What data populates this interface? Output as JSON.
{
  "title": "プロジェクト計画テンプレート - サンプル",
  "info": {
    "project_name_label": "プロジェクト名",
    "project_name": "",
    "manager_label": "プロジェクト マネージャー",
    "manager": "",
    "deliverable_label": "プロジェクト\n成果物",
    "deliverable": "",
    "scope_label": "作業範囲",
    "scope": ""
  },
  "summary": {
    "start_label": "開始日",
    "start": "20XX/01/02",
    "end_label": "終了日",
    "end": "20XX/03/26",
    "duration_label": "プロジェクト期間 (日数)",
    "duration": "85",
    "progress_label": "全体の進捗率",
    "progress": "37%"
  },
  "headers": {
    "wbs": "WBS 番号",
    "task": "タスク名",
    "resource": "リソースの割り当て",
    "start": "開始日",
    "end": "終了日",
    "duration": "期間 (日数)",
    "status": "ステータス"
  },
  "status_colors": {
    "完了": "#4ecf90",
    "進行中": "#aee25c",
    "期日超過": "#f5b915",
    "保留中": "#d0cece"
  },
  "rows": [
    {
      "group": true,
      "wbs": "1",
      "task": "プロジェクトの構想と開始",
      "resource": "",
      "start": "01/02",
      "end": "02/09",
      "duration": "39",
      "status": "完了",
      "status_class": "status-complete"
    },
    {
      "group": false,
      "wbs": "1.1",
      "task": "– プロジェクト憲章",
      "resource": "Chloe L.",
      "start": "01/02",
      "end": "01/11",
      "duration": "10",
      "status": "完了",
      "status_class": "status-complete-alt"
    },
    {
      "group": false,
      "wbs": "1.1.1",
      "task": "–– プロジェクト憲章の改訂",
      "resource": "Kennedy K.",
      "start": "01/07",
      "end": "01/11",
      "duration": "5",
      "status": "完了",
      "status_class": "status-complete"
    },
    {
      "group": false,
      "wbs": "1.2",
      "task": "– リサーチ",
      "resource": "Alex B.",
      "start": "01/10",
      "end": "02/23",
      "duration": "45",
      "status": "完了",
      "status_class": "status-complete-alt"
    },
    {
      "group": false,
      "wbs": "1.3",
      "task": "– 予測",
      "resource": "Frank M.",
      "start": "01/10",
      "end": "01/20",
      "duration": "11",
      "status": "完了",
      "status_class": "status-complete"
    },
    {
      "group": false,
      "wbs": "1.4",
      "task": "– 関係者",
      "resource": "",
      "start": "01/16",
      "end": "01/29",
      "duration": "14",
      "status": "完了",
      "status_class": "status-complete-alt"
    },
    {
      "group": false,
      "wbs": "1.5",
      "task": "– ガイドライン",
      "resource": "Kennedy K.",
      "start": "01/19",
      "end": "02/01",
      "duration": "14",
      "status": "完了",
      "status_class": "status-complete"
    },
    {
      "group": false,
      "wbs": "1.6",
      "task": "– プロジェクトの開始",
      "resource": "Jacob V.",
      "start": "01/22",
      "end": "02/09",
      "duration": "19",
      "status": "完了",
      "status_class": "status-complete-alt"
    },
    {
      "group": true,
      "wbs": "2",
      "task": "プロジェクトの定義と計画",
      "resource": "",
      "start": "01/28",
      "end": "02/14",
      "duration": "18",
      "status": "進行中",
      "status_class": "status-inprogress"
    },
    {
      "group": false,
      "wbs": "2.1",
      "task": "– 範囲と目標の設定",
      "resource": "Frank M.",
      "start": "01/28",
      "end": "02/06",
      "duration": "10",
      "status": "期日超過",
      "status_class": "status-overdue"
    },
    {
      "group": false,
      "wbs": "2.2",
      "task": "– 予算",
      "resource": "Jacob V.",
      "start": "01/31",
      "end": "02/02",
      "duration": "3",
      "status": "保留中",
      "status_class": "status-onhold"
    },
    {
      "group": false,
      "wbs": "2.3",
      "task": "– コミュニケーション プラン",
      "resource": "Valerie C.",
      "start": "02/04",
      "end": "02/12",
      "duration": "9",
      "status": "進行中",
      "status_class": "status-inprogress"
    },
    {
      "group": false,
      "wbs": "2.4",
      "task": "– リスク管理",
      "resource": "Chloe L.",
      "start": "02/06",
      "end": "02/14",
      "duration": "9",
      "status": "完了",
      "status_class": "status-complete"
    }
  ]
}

========

● Your objective
Print the whole listing again, exactly.

● Expected answer
What data populates this interface? Output as JSON.
{
  "title": "プロジェクト計画テンプレート - サンプル",
  "info": {
    "project_name_label": "プロジェクト名",
    "project_name": "",
    "manager_label": "プロジェクト マネージャー",
    "manager": "",
    "deliverable_label": "プロジェクト\n成果物",
    "deliverable": "",
    "scope_label": "作業範囲",
    "scope": ""
  },
  "summary": {
    "start_label": "開始日",
    "start": "20XX/01/02",
    "end_label": "終了日",
    "end": "20XX/03/26",
    "duration_label": "プロジェクト期間 (日数)",
    "duration": "85",
    "progress_label": "全体の進捗率",
    "progress": "37%"
  },
  "headers": {
    "wbs": "WBS 番号",
    "task": "タスク名",
    "resource": "リソースの割り当て",
    "start": "開始日",
    "end": "終了日",
    "duration": "期間 (日数)",
    "status": "ステータス"
  },
  "status_colors": {
    "完了": "#4ecf90",
    "進行中": "#aee25c",
    "期日超過": "#f5b915",
    "保留中": "#d0cece"
  },
  "rows": [
    {
      "group": true,
      "wbs": "1",
      "task": "プロジェクトの構想と開始",
      "resource": "",
      "start": "01/02",
      "end": "02/09",
      "duration": "39",
      "status": "完了",
      "status_class": "status-complete"
    },
    {
      "group": false,
      "wbs": "1.1",
      "task": "– プロジェクト憲章",
      "resource": "Chloe L.",
      "start": "01/02",
      "end": "01/11",
      "duration": "10",
      "status": "完了",
      "status_class": "status-complete-alt"
    },
    {
      "group": false,
      "wbs": "1.1.1",
      "task": "–– プロジェクト憲章の改訂",
      "resource": "Kennedy K.",
      "start": "01/07",
      "end": "01/11",
      "duration": "5",
      "status": "完了",
      "status_class": "status-complete"
    },
    {
      "group": false,
      "wbs": "1.2",
      "task": "– リサーチ",
      "resource": "Alex B.",
      "start": "01/10",
      "end": "02/23",
      "duration": "45",
      "status": "完了",
      "status_class": "status-complete-alt"
    },
    {
      "group": false,
      "wbs": "1.3",
      "task": "– 予測",
      "resource": "Frank M.",
      "start": "01/10",
      "end": "01/20",
      "duration": "11",
      "status": "完了",
      "status_class": "status-complete"
    },
    {
      "group": false,
      "wbs": "1.4",
      "task": "– 関係者",
      "resource": "",
      "start": "01/16",
      "end": "01/29",
      "duration": "14",
      "status": "完了",
      "status_class": "status-complete-alt"
    },
    {
      "group": false,
      "wbs": "1.5",
      "task": "– ガイドライン",
      "resource": "Kennedy K.",
      "start": "01/19",
      "end": "02/01",
      "duration": "14",
      "status": "完了",
      "status_class": "status-complete"
    },
    {
      "group": false,
      "wbs": "1.6",
      "task": "– プロジェクトの開始",
      "resource": "Jacob V.",
      "start": "01/22",
      "end": "02/09",
      "duration": "19",
      "status": "完了",
      "status_class": "status-complete-alt"
    },
    {
      "group": true,
      "wbs": "2",
      "task": "プロジェクトの定義と計画",
      "resource": "",
      "start": "01/28",
      "end": "02/14",
      "duration": "18",
      "status": "進行中",
      "status_class": "status-inprogress"
    },
    {
      "group": false,
      "wbs": "2.1",
      "task": "– 範囲と目標の設定",
      "resource": "Frank M.",
      "start": "01/28",
      "end": "02/06",
      "duration": "10",
      "status": "期日超過",
      "status_class": "status-overdue"
    },
    {
      "group": false,
      "wbs": "2.2",
      "task": "– 予算",
      "resource": "Jacob V.",
      "start": "01/31",
      "end": "02/02",
      "duration": "3",
      "status": "保留中",
      "status_class": "status-onhold"
    },
    {
      "group": false,
      "wbs": "2.3",
      "task": "– コミュニケーション プラン",
      "resource": "Valerie C.",
      "start": "02/04",
      "end": "02/12",
      "duration": "9",
      "status": "進行中",
      "status_class": "status-inprogress"
    },
    {
      "group": false,
      "wbs": "2.4",
      "task": "– リスク管理",
      "resource": "Chloe L.",
      "start": "02/06",
      "end": "02/14",
      "duration": "9",
      "status": "完了",
      "status_class": "status-complete"
    }
  ]
}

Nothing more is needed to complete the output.